* **Problem details**: In the records below, count every line containing "What". Reply with the number only.

* **The data**:

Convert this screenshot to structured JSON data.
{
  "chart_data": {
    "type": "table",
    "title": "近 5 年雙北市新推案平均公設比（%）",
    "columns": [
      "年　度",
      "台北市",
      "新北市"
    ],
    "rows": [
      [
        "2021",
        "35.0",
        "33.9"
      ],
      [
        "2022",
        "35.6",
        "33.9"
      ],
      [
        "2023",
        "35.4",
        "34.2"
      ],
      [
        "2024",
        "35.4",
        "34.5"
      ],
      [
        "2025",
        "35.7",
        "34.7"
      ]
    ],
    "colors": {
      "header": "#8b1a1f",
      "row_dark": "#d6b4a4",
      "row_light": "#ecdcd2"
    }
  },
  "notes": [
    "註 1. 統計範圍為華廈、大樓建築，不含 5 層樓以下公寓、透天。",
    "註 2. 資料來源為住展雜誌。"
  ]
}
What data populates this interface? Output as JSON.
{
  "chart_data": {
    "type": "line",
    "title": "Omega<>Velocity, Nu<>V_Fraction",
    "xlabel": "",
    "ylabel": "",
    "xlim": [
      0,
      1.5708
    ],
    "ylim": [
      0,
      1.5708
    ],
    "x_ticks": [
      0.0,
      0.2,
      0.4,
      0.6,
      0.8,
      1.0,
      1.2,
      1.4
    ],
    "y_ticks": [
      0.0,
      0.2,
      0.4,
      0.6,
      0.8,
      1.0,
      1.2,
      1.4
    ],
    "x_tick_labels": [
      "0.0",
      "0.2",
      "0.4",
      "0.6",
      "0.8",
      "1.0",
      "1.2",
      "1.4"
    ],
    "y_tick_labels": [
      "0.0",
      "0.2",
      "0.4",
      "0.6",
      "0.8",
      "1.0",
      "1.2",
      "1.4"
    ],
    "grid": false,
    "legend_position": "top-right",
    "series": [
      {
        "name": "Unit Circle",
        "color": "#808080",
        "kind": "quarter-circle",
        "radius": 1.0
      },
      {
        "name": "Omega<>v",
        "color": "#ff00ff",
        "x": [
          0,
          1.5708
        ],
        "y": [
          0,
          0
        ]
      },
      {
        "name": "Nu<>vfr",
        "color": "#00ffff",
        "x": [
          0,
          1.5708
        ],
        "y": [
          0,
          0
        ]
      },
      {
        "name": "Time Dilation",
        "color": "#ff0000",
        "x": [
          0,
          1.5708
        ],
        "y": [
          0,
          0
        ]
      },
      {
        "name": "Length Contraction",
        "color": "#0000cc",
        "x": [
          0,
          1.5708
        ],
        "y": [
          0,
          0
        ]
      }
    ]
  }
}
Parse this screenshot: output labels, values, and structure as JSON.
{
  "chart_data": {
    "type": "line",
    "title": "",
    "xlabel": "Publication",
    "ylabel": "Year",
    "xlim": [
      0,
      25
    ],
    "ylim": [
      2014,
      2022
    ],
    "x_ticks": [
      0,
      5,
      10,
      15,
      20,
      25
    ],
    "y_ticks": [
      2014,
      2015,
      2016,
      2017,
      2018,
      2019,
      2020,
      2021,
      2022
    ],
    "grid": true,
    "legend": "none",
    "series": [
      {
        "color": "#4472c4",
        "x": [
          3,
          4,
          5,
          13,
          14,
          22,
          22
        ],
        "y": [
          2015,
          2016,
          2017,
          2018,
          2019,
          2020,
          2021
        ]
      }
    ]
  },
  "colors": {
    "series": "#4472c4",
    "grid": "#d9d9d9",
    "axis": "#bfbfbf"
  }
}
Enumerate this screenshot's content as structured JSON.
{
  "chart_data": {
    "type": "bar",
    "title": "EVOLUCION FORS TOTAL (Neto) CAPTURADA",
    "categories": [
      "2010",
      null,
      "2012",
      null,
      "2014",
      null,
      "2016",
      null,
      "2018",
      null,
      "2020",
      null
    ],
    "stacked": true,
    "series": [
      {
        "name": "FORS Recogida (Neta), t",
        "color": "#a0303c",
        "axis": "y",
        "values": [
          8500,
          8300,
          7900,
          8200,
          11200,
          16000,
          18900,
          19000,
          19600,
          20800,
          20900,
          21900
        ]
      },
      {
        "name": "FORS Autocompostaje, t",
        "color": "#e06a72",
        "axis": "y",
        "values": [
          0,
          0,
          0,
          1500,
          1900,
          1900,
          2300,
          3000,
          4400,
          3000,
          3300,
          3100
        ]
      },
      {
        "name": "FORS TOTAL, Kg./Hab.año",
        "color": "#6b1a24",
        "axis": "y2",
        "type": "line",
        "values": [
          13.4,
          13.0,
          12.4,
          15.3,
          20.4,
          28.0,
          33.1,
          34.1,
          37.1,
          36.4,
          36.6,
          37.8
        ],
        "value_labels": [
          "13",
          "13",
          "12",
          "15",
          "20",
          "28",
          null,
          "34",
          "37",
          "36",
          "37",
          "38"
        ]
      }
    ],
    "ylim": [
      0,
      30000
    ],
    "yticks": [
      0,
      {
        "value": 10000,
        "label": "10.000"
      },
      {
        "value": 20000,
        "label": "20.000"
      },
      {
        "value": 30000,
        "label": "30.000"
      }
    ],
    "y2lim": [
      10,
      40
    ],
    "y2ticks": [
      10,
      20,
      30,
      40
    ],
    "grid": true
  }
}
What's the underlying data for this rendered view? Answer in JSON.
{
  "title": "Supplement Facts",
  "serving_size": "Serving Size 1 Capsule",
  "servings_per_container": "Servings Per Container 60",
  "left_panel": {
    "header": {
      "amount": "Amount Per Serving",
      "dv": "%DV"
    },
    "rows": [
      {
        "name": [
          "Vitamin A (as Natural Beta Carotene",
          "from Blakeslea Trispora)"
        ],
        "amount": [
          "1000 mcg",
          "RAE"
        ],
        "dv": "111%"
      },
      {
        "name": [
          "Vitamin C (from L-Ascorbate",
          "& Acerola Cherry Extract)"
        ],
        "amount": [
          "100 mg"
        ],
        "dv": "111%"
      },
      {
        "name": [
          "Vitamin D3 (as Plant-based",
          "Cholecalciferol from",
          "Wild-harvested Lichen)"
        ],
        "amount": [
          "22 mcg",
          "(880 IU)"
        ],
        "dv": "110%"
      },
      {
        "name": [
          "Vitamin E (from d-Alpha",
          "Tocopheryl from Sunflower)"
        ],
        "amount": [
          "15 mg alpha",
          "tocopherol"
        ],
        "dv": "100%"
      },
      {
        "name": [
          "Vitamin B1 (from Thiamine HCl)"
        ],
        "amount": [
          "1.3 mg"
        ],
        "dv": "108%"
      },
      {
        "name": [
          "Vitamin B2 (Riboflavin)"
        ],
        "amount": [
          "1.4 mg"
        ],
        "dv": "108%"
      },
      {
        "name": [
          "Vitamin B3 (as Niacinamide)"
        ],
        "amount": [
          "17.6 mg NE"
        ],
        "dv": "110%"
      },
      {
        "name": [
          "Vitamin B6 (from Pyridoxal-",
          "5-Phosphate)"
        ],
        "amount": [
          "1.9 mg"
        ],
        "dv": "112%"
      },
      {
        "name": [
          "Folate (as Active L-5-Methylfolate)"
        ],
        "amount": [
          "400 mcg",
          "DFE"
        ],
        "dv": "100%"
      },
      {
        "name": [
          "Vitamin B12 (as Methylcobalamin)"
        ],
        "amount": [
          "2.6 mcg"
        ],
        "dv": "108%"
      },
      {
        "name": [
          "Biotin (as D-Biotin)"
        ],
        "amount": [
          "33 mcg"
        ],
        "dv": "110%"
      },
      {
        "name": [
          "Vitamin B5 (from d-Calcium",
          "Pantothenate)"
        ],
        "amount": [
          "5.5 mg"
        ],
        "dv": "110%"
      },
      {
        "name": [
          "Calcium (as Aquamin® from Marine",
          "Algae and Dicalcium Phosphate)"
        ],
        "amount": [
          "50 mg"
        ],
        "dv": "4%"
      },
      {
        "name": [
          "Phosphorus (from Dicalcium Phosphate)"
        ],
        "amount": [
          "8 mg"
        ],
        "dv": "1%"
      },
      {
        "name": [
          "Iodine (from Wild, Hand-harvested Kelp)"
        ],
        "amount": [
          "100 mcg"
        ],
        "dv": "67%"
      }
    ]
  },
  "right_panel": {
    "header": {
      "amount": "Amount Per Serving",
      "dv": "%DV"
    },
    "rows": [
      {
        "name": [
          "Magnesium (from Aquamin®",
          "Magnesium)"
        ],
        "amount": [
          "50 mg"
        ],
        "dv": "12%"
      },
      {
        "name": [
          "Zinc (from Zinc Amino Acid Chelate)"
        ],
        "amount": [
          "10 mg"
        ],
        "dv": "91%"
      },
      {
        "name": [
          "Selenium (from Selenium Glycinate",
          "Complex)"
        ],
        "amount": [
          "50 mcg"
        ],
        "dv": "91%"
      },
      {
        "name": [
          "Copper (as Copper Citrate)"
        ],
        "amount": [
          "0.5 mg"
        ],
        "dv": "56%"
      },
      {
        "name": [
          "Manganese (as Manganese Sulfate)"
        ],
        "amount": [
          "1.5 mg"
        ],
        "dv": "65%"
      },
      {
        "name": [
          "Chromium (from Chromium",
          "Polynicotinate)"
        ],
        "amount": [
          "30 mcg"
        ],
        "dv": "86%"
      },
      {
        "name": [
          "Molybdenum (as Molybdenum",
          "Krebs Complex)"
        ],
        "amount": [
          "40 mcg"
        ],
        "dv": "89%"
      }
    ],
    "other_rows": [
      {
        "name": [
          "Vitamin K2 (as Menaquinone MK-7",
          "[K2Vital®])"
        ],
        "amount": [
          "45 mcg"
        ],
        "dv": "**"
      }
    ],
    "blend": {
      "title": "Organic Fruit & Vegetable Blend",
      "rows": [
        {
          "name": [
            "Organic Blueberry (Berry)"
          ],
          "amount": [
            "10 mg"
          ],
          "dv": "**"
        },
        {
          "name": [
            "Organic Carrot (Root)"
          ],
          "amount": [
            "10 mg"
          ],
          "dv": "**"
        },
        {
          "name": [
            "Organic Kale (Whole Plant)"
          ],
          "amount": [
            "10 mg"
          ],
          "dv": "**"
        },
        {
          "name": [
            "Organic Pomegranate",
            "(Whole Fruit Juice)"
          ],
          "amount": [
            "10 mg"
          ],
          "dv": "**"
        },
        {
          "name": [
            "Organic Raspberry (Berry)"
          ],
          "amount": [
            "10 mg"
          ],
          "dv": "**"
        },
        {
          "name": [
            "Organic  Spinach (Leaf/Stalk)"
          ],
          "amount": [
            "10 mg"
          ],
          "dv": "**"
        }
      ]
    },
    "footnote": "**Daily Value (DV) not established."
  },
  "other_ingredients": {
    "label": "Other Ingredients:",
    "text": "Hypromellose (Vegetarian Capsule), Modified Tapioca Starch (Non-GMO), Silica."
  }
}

* **Right answer**: 2